Goal: Each line of the data that includes the string "settings" is to be copied out.

The input:
┌────────

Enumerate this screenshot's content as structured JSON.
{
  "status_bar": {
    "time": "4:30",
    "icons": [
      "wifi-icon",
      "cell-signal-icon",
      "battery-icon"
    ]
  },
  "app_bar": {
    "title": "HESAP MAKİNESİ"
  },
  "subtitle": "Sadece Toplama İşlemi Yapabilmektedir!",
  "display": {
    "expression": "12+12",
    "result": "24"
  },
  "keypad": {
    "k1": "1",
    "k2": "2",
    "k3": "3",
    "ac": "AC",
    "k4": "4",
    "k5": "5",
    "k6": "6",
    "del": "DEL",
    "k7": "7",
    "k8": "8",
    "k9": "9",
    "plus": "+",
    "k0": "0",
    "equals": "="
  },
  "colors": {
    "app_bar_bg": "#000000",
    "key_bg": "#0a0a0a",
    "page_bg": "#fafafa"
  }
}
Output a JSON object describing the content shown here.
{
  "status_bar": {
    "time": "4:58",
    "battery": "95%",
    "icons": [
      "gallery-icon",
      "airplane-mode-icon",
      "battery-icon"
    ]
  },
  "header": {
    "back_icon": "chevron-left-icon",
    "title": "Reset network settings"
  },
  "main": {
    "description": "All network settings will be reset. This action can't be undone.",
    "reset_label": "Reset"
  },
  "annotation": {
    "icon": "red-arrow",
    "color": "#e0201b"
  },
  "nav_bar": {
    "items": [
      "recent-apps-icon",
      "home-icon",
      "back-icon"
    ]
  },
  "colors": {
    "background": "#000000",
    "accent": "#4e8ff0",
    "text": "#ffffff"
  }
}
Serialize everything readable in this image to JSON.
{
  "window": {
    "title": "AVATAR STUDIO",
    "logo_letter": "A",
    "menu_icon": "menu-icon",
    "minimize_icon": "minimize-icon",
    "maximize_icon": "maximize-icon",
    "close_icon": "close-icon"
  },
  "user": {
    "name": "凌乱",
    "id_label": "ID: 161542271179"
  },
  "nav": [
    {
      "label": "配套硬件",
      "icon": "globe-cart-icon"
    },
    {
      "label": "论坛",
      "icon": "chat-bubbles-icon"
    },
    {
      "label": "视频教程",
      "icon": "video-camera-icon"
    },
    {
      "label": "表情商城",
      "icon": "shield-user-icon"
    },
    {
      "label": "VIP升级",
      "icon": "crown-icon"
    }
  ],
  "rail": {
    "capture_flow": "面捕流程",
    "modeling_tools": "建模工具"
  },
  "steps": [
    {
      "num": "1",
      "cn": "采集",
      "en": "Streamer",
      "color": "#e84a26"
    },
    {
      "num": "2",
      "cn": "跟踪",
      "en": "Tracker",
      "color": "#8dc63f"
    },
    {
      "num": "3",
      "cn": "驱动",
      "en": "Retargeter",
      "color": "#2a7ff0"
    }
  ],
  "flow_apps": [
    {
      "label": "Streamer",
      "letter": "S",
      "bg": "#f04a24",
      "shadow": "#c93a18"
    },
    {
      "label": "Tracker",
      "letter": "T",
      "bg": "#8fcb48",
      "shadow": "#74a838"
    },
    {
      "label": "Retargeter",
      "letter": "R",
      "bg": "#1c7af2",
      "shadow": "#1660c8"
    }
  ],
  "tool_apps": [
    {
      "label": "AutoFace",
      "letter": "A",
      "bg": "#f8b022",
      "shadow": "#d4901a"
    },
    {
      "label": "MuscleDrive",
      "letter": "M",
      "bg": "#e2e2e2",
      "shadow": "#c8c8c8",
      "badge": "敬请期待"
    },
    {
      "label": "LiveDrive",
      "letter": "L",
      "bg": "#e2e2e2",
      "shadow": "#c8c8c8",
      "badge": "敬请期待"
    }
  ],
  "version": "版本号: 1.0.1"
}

└────────

Task response:
    "title": "Reset network settings"
    "description": "All network settings will be reset. This action can't be undone.",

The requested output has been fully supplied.